[Stored data entries]

########

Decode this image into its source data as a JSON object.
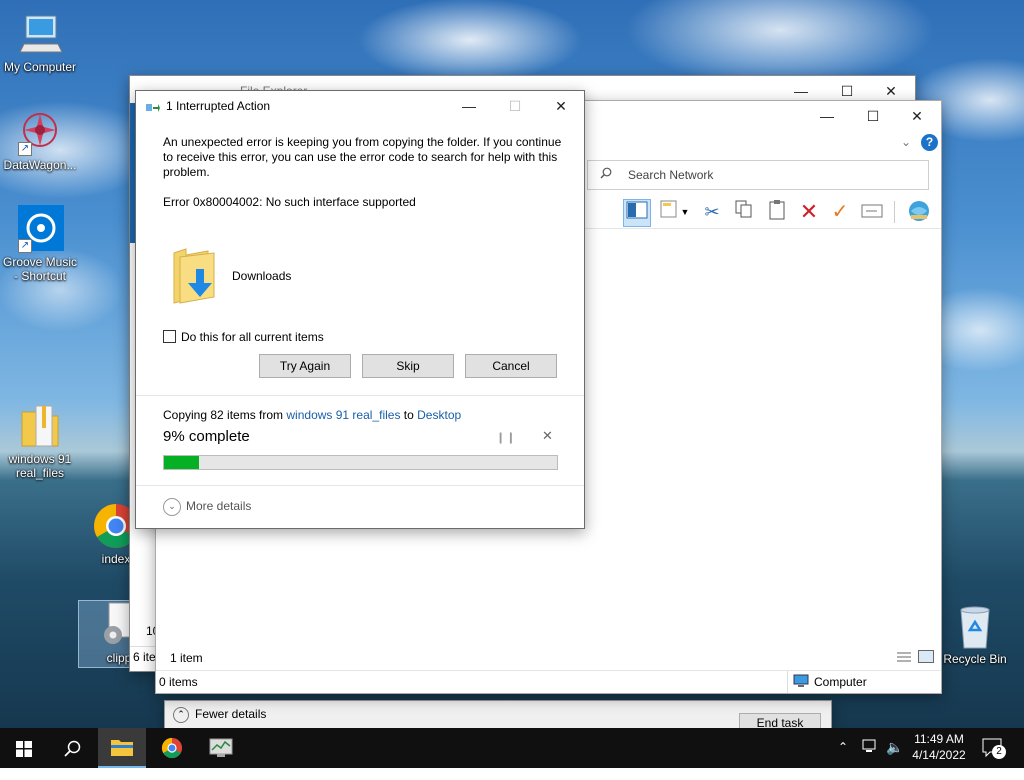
{
  "desktop": {
    "icons": [
      {
        "label": "My Computer"
      },
      {
        "label": "DataWagon..."
      },
      {
        "label": "Groove Music - Shortcut"
      },
      {
        "label": "windows 91 real_files"
      },
      {
        "label": "index"
      },
      {
        "label": "clipp"
      },
      {
        "label": "Recycle Bin"
      }
    ]
  },
  "task_manager": {
    "fewer_details": "Fewer details",
    "end_task": "End task"
  },
  "file_explorer_back": {
    "title": "File Explorer",
    "status_items": "6 ite",
    "count_fragment": "10"
  },
  "network_explorer": {
    "search_placeholder": "Search Network",
    "item_count": "1 item",
    "status_items": "0 items",
    "status_location": "Computer"
  },
  "dialog": {
    "title": "1 Interrupted Action",
    "message": "An unexpected error is keeping you from copying the folder. If you continue to receive this error, you can use the error code to search for help with this problem.",
    "error": "Error 0x80004002: No such interface supported",
    "folder_name": "Downloads",
    "checkbox_label": "Do this for all current items",
    "buttons": {
      "try_again": "Try Again",
      "skip": "Skip",
      "cancel": "Cancel"
    },
    "copy": {
      "prefix": "Copying 82 items from ",
      "source": "windows 91 real_files",
      "middle": " to ",
      "destination": "Desktop"
    },
    "percent_text": "9% complete",
    "progress_fraction": 0.09,
    "more_details": "More details"
  },
  "taskbar": {
    "time": "11:49 AM",
    "date": "4/14/2022",
    "notification_count": "2"
  },
  "colors": {
    "progress": "#06b025",
    "link": "#1a5fa8",
    "taskbar": "#101010"
  }
}
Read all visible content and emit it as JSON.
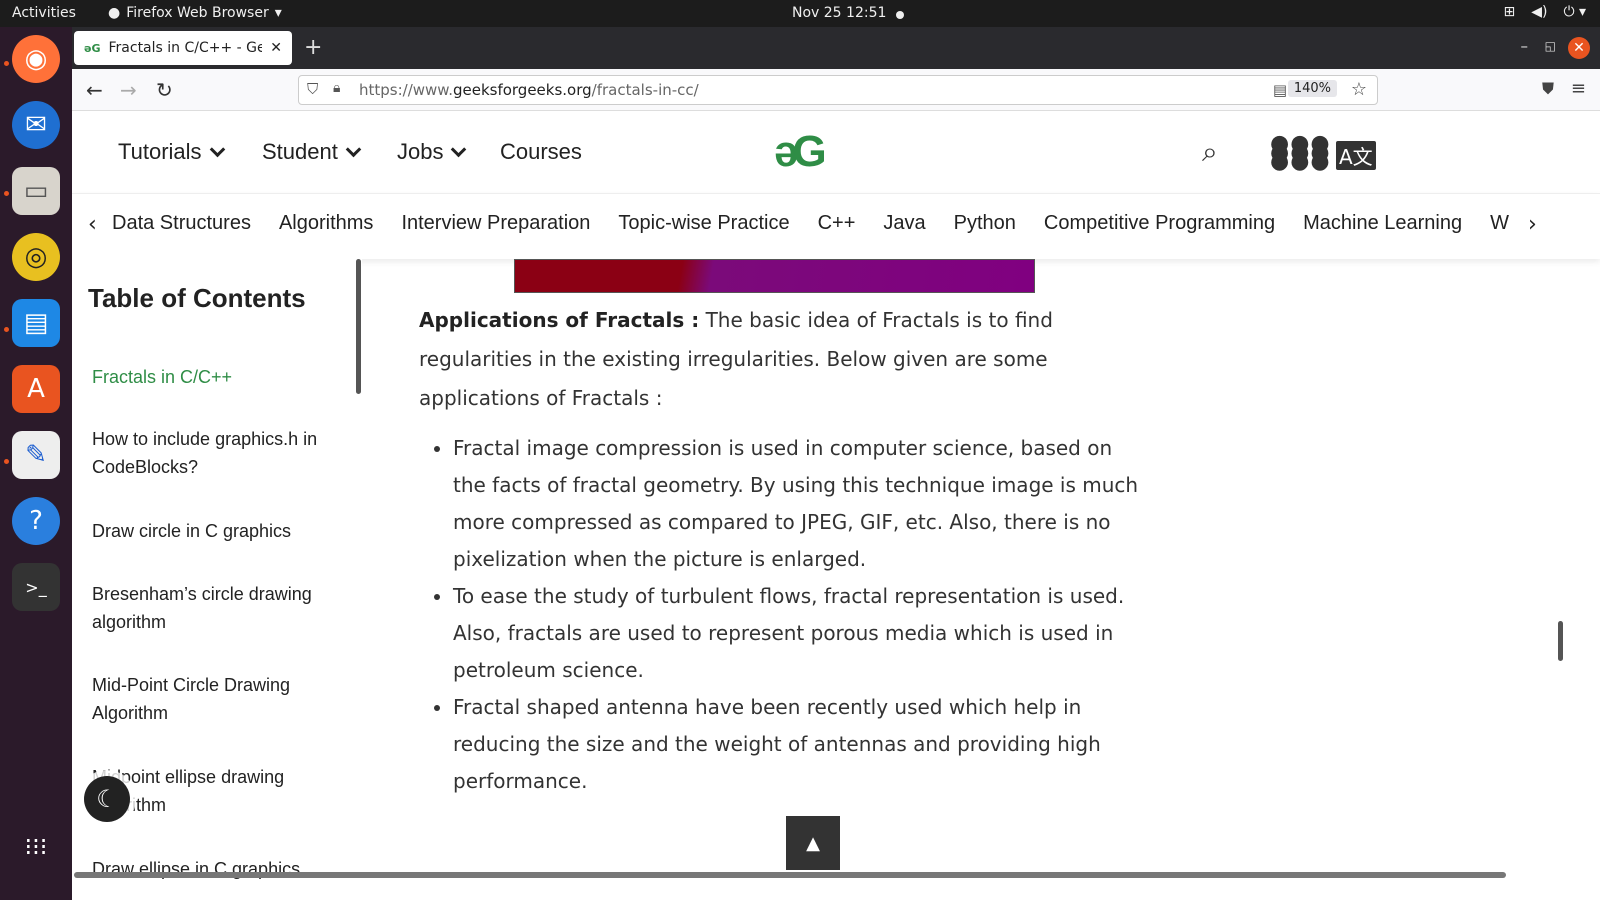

########

» **Short problem**
Repeat the records above exactly, omitting every picture.

» **Complete answer**
Decode this image into its source data as a JSON object.
{
  "desktop": {
    "icons": [
      {
        "label": "My Computer"
      },
      {
        "label": "DataWagon..."
      },
      {
        "label": "Groove Music - Shortcut"
      },
      {
        "label": "windows 91 real_files"
      },
      {
        "label": "index"
      },
      {
        "label": "clipp"
      },
      {
        "label": "Recycle Bin"
      }
    ]
  },
  "task_manager": {
    "fewer_details": "Fewer details",
    "end_task": "End task"
  },
  "file_explorer_back": {
    "title": "File Explorer",
    "status_items": "6 ite",
    "count_fragment": "10"
  },
  "network_explorer": {
    "search_placeholder": "Search Network",
    "item_count": "1 item",
    "status_items": "0 items",
    "status_location": "Computer"
  },
  "dialog": {
    "title": "1 Interrupted Action",
    "message": "An unexpected error is keeping you from copying the folder. If you continue to receive this error, you can use the error code to search for help with this problem.",
    "error": "Error 0x80004002: No such interface supported",
    "folder_name": "Downloads",
    "checkbox_label": "Do this for all current items",
    "buttons": {
      "try_again": "Try Again",
      "skip": "Skip",
      "cancel": "Cancel"
    },
    "copy": {
      "prefix": "Copying 82 items from ",
      "source": "windows 91 real_files",
      "middle": " to ",
      "destination": "Desktop"
    },
    "percent_text": "9% complete",
    "progress_fraction": 0.09,
    "more_details": "More details"
  },
  "taskbar": {
    "time": "11:49 AM",
    "date": "4/14/2022",
    "notification_count": "2"
  },
  "colors": {
    "progress": "#06b025",
    "link": "#1a5fa8",
    "taskbar": "#101010"
  }
}
Read all visible content and emit it as JSON.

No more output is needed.